**Exercise**
Lift every line from the entries that includes the word "this".

**Some records**
----------

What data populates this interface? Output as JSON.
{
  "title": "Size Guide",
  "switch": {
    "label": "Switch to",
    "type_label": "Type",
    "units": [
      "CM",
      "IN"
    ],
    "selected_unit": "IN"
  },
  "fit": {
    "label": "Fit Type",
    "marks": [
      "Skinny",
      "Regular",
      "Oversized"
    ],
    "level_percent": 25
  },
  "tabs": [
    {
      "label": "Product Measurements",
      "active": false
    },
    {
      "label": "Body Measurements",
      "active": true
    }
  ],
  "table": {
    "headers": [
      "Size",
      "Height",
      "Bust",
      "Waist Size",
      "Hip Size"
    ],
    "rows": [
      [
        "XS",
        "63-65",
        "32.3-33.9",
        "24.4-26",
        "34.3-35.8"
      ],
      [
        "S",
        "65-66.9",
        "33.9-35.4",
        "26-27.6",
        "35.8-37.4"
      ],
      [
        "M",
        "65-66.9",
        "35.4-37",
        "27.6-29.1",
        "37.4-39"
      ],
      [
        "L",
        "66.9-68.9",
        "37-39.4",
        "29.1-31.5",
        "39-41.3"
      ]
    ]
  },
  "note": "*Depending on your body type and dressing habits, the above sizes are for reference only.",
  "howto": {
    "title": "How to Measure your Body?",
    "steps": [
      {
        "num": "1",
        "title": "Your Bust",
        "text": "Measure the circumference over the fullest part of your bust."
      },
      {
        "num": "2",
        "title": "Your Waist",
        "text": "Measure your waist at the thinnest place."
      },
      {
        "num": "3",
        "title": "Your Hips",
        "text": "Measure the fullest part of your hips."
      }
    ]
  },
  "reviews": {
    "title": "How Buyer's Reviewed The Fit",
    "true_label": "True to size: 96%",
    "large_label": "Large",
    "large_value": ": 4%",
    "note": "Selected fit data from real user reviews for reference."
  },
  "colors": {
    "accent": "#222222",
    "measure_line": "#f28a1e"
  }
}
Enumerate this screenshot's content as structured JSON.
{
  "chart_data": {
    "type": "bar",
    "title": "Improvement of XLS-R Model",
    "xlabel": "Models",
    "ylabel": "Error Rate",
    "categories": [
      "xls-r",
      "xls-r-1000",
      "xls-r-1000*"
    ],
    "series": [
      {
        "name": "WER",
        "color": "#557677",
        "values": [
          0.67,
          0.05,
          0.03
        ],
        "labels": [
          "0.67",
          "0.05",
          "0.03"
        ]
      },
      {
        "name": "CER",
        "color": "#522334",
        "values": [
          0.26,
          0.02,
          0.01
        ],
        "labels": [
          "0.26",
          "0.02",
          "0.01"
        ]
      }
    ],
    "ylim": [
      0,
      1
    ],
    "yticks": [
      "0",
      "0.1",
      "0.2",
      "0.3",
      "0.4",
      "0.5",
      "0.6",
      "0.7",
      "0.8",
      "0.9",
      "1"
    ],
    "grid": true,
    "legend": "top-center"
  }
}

----------

**Response**
What data populates this interface? Output as JSON.
Enumerate this screenshot's content as structured JSON.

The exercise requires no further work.